**What is being asked**
Extract the line that contains "Decode this image" and every line after it through the end of the records below, exactly as written, leaving out any pictures.

**Records provided**
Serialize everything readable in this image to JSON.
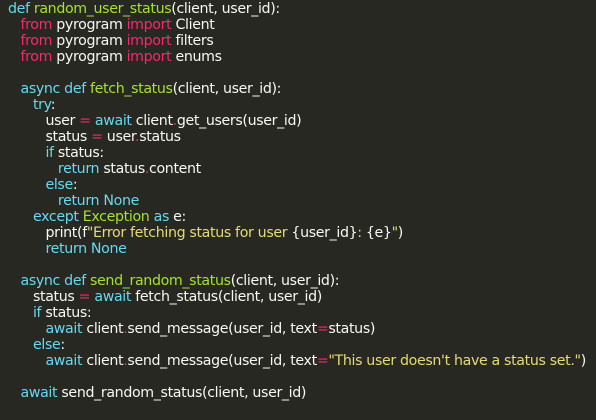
{
  "colors": {
    "background": "#272822",
    "plain": "#f8f8f2",
    "keyword": "#66d9ef",
    "import_keyword": "#f92672",
    "function_name": "#a6e22e",
    "operator": "#f92672",
    "string": "#e6db74"
  },
  "code": {
    "lines": [
      [
        [
          "kw",
          "def "
        ],
        [
          "fn",
          "random_user_status"
        ],
        [
          "plain",
          "(client, user_id):"
        ]
      ],
      [
        [
          "plain",
          "   "
        ],
        [
          "imp",
          "from"
        ],
        [
          "plain",
          " pyrogram "
        ],
        [
          "imp",
          "import"
        ],
        [
          "plain",
          " Client"
        ]
      ],
      [
        [
          "plain",
          "   "
        ],
        [
          "imp",
          "from"
        ],
        [
          "plain",
          " pyrogram "
        ],
        [
          "imp",
          "import"
        ],
        [
          "plain",
          " filters"
        ]
      ],
      [
        [
          "plain",
          "   "
        ],
        [
          "imp",
          "from"
        ],
        [
          "plain",
          " pyrogram "
        ],
        [
          "imp",
          "import"
        ],
        [
          "plain",
          " enums"
        ]
      ],
      [],
      [
        [
          "plain",
          "   "
        ],
        [
          "kw",
          "async def "
        ],
        [
          "fn",
          "fetch_status"
        ],
        [
          "plain",
          "(client, user_id):"
        ]
      ],
      [
        [
          "plain",
          "      "
        ],
        [
          "kw",
          "try"
        ],
        [
          "plain",
          ":"
        ]
      ],
      [
        [
          "plain",
          "         user "
        ],
        [
          "op",
          "="
        ],
        [
          "plain",
          " "
        ],
        [
          "kw",
          "await"
        ],
        [
          "plain",
          " client"
        ],
        [
          "op",
          "."
        ],
        [
          "plain",
          "get_users(user_id)"
        ]
      ],
      [
        [
          "plain",
          "         status "
        ],
        [
          "op",
          "="
        ],
        [
          "plain",
          " user"
        ],
        [
          "op",
          "."
        ],
        [
          "plain",
          "status"
        ]
      ],
      [
        [
          "plain",
          "         "
        ],
        [
          "kw",
          "if"
        ],
        [
          "plain",
          " status:"
        ]
      ],
      [
        [
          "plain",
          "            "
        ],
        [
          "kw",
          "return"
        ],
        [
          "plain",
          " status"
        ],
        [
          "op",
          "."
        ],
        [
          "plain",
          "content"
        ]
      ],
      [
        [
          "plain",
          "         "
        ],
        [
          "kw",
          "else"
        ],
        [
          "plain",
          ":"
        ]
      ],
      [
        [
          "plain",
          "            "
        ],
        [
          "kw",
          "return None"
        ]
      ],
      [
        [
          "plain",
          "      "
        ],
        [
          "kw",
          "except"
        ],
        [
          "plain",
          " "
        ],
        [
          "fn",
          "Exception"
        ],
        [
          "plain",
          " "
        ],
        [
          "kw",
          "as"
        ],
        [
          "plain",
          " e:"
        ]
      ],
      [
        [
          "plain",
          "         print(f"
        ],
        [
          "str",
          "\"Error fetching status for user "
        ],
        [
          "plain",
          "{user_id}"
        ],
        [
          "str",
          ": "
        ],
        [
          "plain",
          "{e}"
        ],
        [
          "str",
          "\""
        ],
        [
          "plain",
          ")"
        ]
      ],
      [
        [
          "plain",
          "         "
        ],
        [
          "kw",
          "return None"
        ]
      ],
      [],
      [
        [
          "plain",
          "   "
        ],
        [
          "kw",
          "async def "
        ],
        [
          "fn",
          "send_random_status"
        ],
        [
          "plain",
          "(client, user_id):"
        ]
      ],
      [
        [
          "plain",
          "      status "
        ],
        [
          "op",
          "="
        ],
        [
          "plain",
          " "
        ],
        [
          "kw",
          "await"
        ],
        [
          "plain",
          " fetch_status(client, user_id)"
        ]
      ],
      [
        [
          "plain",
          "      "
        ],
        [
          "kw",
          "if"
        ],
        [
          "plain",
          " status:"
        ]
      ],
      [
        [
          "plain",
          "         "
        ],
        [
          "kw",
          "await"
        ],
        [
          "plain",
          " client"
        ],
        [
          "op",
          "."
        ],
        [
          "plain",
          "send_message(user_id, text"
        ],
        [
          "op",
          "="
        ],
        [
          "plain",
          "status)"
        ]
      ],
      [
        [
          "plain",
          "      "
        ],
        [
          "kw",
          "else"
        ],
        [
          "plain",
          ":"
        ]
      ],
      [
        [
          "plain",
          "         "
        ],
        [
          "kw",
          "await"
        ],
        [
          "plain",
          " client"
        ],
        [
          "op",
          "."
        ],
        [
          "plain",
          "send_message(user_id, text"
        ],
        [
          "op",
          "="
        ],
        [
          "str",
          "\"This user doesn't have a status set.\""
        ],
        [
          "plain",
          ")"
        ]
      ],
      [],
      [
        [
          "plain",
          "   "
        ],
        [
          "kw",
          "await"
        ],
        [
          "plain",
          " send_random_status(client, user_id)"
        ]
      ]
    ]
  }
}
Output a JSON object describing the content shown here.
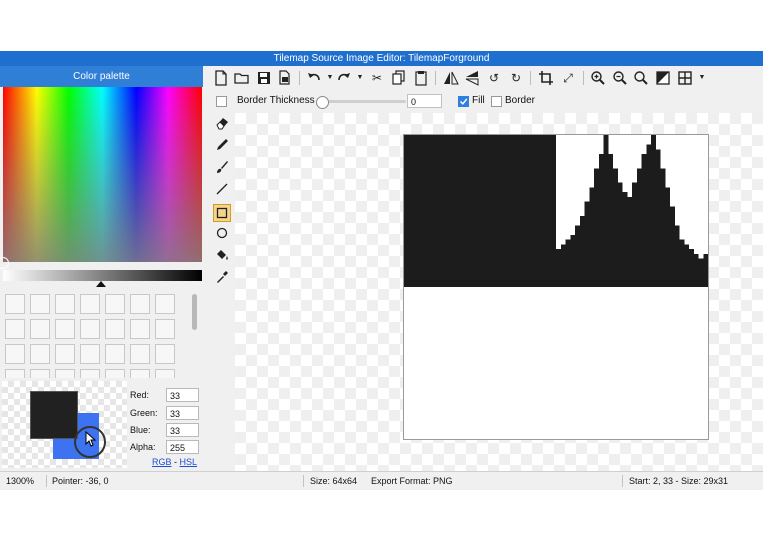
{
  "window": {
    "title": "Tilemap Source Image Editor: TilemapForground"
  },
  "palette": {
    "title": "Color palette",
    "primary_color": "#212121",
    "secondary_color": "#3d72f0",
    "fields": [
      {
        "label": "Red:",
        "value": "33"
      },
      {
        "label": "Green:",
        "value": "33"
      },
      {
        "label": "Blue:",
        "value": "33"
      },
      {
        "label": "Alpha:",
        "value": "255"
      }
    ],
    "mode_links": {
      "rgb": "RGB",
      "separator": "-",
      "hsl": "HSL"
    }
  },
  "toolbar": {
    "icons": [
      "new-file-icon",
      "open-folder-icon",
      "save-icon",
      "save-as-icon",
      "undo-icon",
      "redo-icon",
      "cut-icon",
      "copy-icon",
      "paste-icon",
      "flip-horizontal-icon",
      "flip-vertical-icon",
      "rotate-left-icon",
      "rotate-right-icon",
      "crop-icon",
      "resize-icon",
      "zoom-in-icon",
      "zoom-out-icon",
      "zoom-fit-icon",
      "invert-icon",
      "grid-icon"
    ]
  },
  "options": {
    "border_thickness_label": "Border Thickness",
    "border_thickness_value": "0",
    "fill_label": "Fill",
    "fill_checked": true,
    "border_label": "Border",
    "border_checked": false
  },
  "tools": {
    "items": [
      "eraser-icon",
      "pencil-icon",
      "brush-icon",
      "line-icon",
      "rectangle-icon",
      "ellipse-icon",
      "fill-bucket-icon",
      "eyedropper-icon"
    ],
    "active": "rectangle-icon"
  },
  "canvas": {
    "pixel_color": "#1c1c1c"
  },
  "status": {
    "zoom": "1300%",
    "pointer": "Pointer: -36, 0",
    "size": "Size: 64x64",
    "export_format": "Export Format: PNG",
    "selection": "Start: 2, 33 - Size: 29x31"
  }
}
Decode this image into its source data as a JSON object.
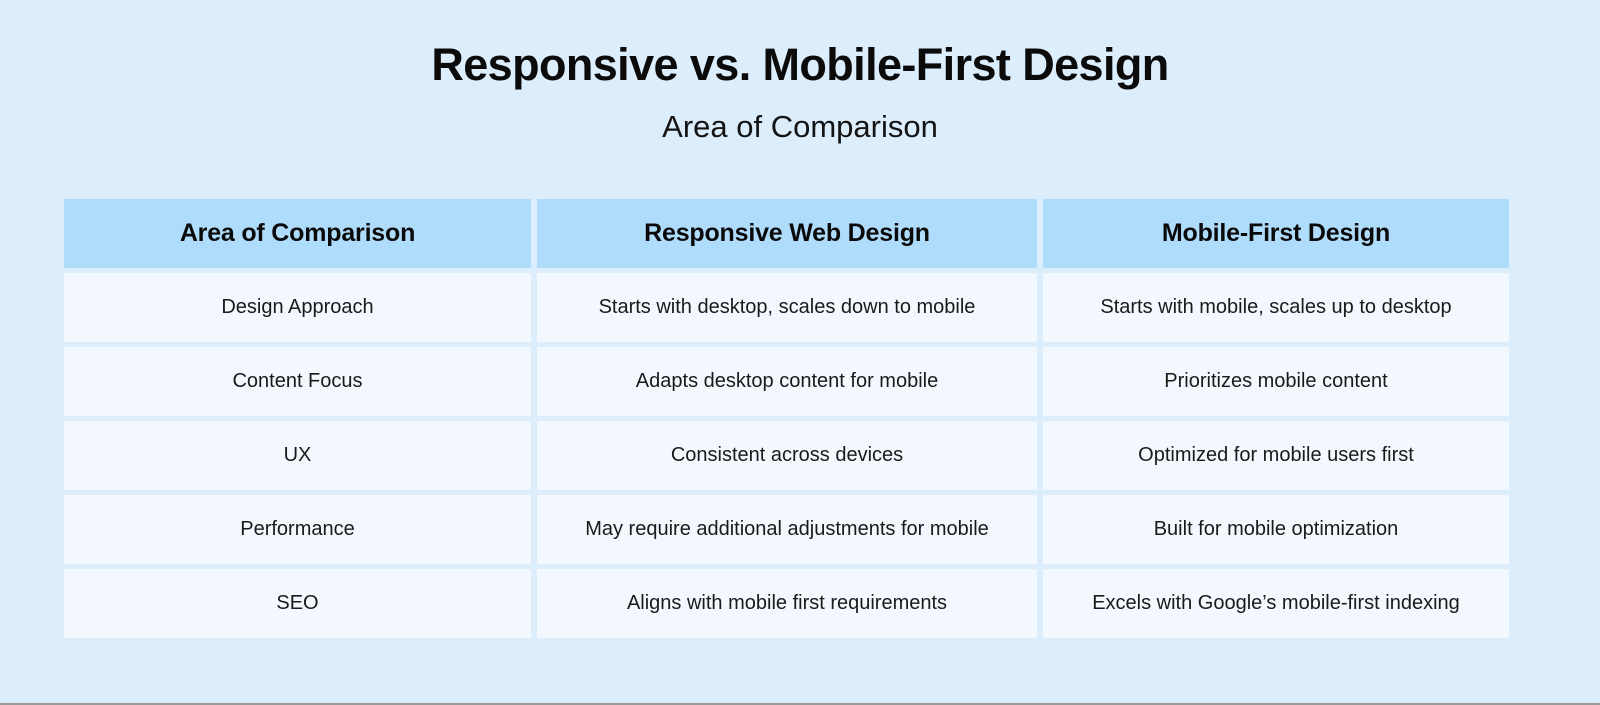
{
  "title": "Responsive vs. Mobile-First Design",
  "subtitle": "Area of Comparison",
  "colors": {
    "page_background": "#dcedfc",
    "header_cell": "#b0dcfc",
    "body_cell": "#f2f8fe",
    "text": "#0a0a0a"
  },
  "table": {
    "columns": [
      "Area of Comparison",
      "Responsive Web Design",
      "Mobile-First Design"
    ],
    "rows": [
      {
        "area": "Design Approach",
        "responsive": "Starts with desktop, scales down to mobile",
        "mobile_first": "Starts with mobile, scales up to desktop"
      },
      {
        "area": "Content Focus",
        "responsive": "Adapts desktop content for mobile",
        "mobile_first": "Prioritizes mobile content"
      },
      {
        "area": "UX",
        "responsive": "Consistent across devices",
        "mobile_first": "Optimized for mobile users first"
      },
      {
        "area": "Performance",
        "responsive": "May require additional adjustments for mobile",
        "mobile_first": "Built for mobile optimization"
      },
      {
        "area": "SEO",
        "responsive": "Aligns with mobile first requirements",
        "mobile_first": "Excels with Google’s mobile-first indexing"
      }
    ]
  }
}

**Task solution**
Decode this image into its source data as a JSON object.
{
  "title": "Responsive vs. Mobile-First Design",
  "subtitle": "Area of Comparison",
  "colors": {
    "page_background": "#dcedfc",
    "header_cell": "#b0dcfc",
    "body_cell": "#f2f8fe",
    "text": "#0a0a0a"
  },
  "table": {
    "columns": [
      "Area of Comparison",
      "Responsive Web Design",
      "Mobile-First Design"
    ],
    "rows": [
      {
        "area": "Design Approach",
        "responsive": "Starts with desktop, scales down to mobile",
        "mobile_first": "Starts with mobile, scales up to desktop"
      },
      {
        "area": "Content Focus",
        "responsive": "Adapts desktop content for mobile",
        "mobile_first": "Prioritizes mobile content"
      },
      {
        "area": "UX",
        "responsive": "Consistent across devices",
        "mobile_first": "Optimized for mobile users first"
      },
      {
        "area": "Performance",
        "responsive": "May require additional adjustments for mobile",
        "mobile_first": "Built for mobile optimization"
      },
      {
        "area": "SEO",
        "responsive": "Aligns with mobile first requirements",
        "mobile_first": "Excels with Google’s mobile-first indexing"
      }
    ]
  }
}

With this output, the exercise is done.